** start **

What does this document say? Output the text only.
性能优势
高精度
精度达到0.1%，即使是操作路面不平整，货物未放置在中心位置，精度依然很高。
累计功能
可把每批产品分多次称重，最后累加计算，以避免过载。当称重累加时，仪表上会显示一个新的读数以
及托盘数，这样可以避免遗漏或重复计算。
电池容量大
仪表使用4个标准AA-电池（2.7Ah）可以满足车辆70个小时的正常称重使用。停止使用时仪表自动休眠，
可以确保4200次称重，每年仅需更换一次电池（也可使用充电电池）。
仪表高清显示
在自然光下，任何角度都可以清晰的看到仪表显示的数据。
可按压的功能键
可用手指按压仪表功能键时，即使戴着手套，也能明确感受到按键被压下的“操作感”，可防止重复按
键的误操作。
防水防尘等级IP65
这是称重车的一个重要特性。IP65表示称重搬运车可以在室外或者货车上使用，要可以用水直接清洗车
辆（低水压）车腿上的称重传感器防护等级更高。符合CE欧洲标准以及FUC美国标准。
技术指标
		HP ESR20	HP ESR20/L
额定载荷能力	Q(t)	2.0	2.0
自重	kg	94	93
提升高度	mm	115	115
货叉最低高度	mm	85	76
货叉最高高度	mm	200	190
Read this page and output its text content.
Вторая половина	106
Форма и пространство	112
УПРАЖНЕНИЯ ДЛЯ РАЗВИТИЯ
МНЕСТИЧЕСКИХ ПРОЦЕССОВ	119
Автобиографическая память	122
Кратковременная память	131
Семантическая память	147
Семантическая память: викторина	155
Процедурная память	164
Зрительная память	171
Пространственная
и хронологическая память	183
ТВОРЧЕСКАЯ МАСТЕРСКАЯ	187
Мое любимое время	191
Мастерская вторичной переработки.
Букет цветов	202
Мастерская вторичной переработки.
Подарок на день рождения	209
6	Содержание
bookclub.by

** end **

• [WHAT IS BEING ASKED] List every line from the entries above in which "память" appears.

• [EXERCISE OUTPUT]
Автобиографическая память	122
Кратковременная память	131
Семантическая память	147
Семантическая память: викторина	155
Процедурная память	164
Зрительная память	171
и хронологическая память	183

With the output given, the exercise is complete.